▶ **GIVEN TASK**: Below is the data. Give it again, complete and exact.

(Rows from a dataset)
★ ★ ★ ★ ★ ★ ★

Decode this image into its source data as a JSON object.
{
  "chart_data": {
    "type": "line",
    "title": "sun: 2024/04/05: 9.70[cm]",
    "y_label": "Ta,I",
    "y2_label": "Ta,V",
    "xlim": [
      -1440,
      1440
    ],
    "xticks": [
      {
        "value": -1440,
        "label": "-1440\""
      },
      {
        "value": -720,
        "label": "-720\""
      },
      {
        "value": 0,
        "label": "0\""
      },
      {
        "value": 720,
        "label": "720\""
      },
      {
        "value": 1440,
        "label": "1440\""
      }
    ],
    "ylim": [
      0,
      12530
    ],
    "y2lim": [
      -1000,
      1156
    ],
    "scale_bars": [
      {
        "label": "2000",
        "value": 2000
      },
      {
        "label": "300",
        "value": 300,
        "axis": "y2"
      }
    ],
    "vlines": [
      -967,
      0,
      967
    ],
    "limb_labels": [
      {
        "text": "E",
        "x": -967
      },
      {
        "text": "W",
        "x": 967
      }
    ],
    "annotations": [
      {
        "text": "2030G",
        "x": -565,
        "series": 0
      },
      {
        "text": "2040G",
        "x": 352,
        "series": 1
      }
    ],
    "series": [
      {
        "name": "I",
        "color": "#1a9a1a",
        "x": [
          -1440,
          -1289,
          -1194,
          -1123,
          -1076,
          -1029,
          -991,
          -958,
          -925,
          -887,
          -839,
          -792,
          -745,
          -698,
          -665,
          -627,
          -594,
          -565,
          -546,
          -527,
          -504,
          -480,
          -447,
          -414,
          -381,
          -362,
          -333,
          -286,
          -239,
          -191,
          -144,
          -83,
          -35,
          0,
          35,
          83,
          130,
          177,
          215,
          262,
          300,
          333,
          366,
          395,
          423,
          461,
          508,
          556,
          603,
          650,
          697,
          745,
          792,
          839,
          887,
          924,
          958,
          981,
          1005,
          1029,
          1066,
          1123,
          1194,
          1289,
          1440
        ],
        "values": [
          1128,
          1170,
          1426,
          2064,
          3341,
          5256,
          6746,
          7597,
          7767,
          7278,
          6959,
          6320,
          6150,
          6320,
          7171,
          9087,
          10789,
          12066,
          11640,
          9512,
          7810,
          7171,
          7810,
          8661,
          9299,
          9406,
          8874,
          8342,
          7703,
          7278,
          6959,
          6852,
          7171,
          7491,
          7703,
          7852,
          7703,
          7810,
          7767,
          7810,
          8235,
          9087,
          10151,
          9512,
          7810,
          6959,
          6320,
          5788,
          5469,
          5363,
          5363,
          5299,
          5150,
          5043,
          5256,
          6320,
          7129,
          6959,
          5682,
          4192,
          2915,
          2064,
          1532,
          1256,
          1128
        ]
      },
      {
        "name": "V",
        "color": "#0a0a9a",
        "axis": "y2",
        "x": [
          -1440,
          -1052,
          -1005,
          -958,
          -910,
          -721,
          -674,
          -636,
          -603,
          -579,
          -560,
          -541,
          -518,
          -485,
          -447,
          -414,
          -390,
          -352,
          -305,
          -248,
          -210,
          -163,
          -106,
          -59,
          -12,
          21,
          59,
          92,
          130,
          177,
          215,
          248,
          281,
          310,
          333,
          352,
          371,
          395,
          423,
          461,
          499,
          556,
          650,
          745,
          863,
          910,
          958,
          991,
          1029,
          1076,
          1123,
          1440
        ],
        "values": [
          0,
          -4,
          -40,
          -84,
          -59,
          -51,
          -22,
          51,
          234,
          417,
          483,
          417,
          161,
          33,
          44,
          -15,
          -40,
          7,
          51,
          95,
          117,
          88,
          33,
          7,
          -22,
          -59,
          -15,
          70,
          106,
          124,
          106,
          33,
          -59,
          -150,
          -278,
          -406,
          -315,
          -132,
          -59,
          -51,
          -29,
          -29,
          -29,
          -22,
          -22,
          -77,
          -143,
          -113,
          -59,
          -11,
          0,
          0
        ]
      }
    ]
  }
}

★ ★ ★ ★ ★ ★ ★

▶ **RESULT OF THIS EXERCISE**:
Decode this image into its source data as a JSON object.
{
  "chart_data": {
    "type": "line",
    "title": "sun: 2024/04/05: 9.70[cm]",
    "y_label": "Ta,I",
    "y2_label": "Ta,V",
    "xlim": [
      -1440,
      1440
    ],
    "xticks": [
      {
        "value": -1440,
        "label": "-1440\""
      },
      {
        "value": -720,
        "label": "-720\""
      },
      {
        "value": 0,
        "label": "0\""
      },
      {
        "value": 720,
        "label": "720\""
      },
      {
        "value": 1440,
        "label": "1440\""
      }
    ],
    "ylim": [
      0,
      12530
    ],
    "y2lim": [
      -1000,
      1156
    ],
    "scale_bars": [
      {
        "label": "2000",
        "value": 2000
      },
      {
        "label": "300",
        "value": 300,
        "axis": "y2"
      }
    ],
    "vlines": [
      -967,
      0,
      967
    ],
    "limb_labels": [
      {
        "text": "E",
        "x": -967
      },
      {
        "text": "W",
        "x": 967
      }
    ],
    "annotations": [
      {
        "text": "2030G",
        "x": -565,
        "series": 0
      },
      {
        "text": "2040G",
        "x": 352,
        "series": 1
      }
    ],
    "series": [
      {
        "name": "I",
        "color": "#1a9a1a",
        "x": [
          -1440,
          -1289,
          -1194,
          -1123,
          -1076,
          -1029,
          -991,
          -958,
          -925,
          -887,
          -839,
          -792,
          -745,
          -698,
          -665,
          -627,
          -594,
          -565,
          -546,
          -527,
          -504,
          -480,
          -447,
          -414,
          -381,
          -362,
          -333,
          -286,
          -239,
          -191,
          -144,
          -83,
          -35,
          0,
          35,
          83,
          130,
          177,
          215,
          262,
          300,
          333,
          366,
          395,
          423,
          461,
          508,
          556,
          603,
          650,
          697,
          745,
          792,
          839,
          887,
          924,
          958,
          981,
          1005,
          1029,
          1066,
          1123,
          1194,
          1289,
          1440
        ],
        "values": [
          1128,
          1170,
          1426,
          2064,
          3341,
          5256,
          6746,
          7597,
          7767,
          7278,
          6959,
          6320,
          6150,
          6320,
          7171,
          9087,
          10789,
          12066,
          11640,
          9512,
          7810,
          7171,
          7810,
          8661,
          9299,
          9406,
          8874,
          8342,
          7703,
          7278,
          6959,
          6852,
          7171,
          7491,
          7703,
          7852,
          7703,
          7810,
          7767,
          7810,
          8235,
          9087,
          10151,
          9512,
          7810,
          6959,
          6320,
          5788,
          5469,
          5363,
          5363,
          5299,
          5150,
          5043,
          5256,
          6320,
          7129,
          6959,
          5682,
          4192,
          2915,
          2064,
          1532,
          1256,
          1128
        ]
      },
      {
        "name": "V",
        "color": "#0a0a9a",
        "axis": "y2",
        "x": [
          -1440,
          -1052,
          -1005,
          -958,
          -910,
          -721,
          -674,
          -636,
          -603,
          -579,
          -560,
          -541,
          -518,
          -485,
          -447,
          -414,
          -390,
          -352,
          -305,
          -248,
          -210,
          -163,
          -106,
          -59,
          -12,
          21,
          59,
          92,
          130,
          177,
          215,
          248,
          281,
          310,
          333,
          352,
          371,
          395,
          423,
          461,
          499,
          556,
          650,
          745,
          863,
          910,
          958,
          991,
          1029,
          1076,
          1123,
          1440
        ],
        "values": [
          0,
          -4,
          -40,
          -84,
          -59,
          -51,
          -22,
          51,
          234,
          417,
          483,
          417,
          161,
          33,
          44,
          -15,
          -40,
          7,
          51,
          95,
          117,
          88,
          33,
          7,
          -22,
          -59,
          -15,
          70,
          106,
          124,
          106,
          33,
          -59,
          -150,
          -278,
          -406,
          -315,
          -132,
          -59,
          -51,
          -29,
          -29,
          -29,
          -22,
          -22,
          -77,
          -143,
          -113,
          -59,
          -11,
          0,
          0
        ]
      }
    ]
  }
}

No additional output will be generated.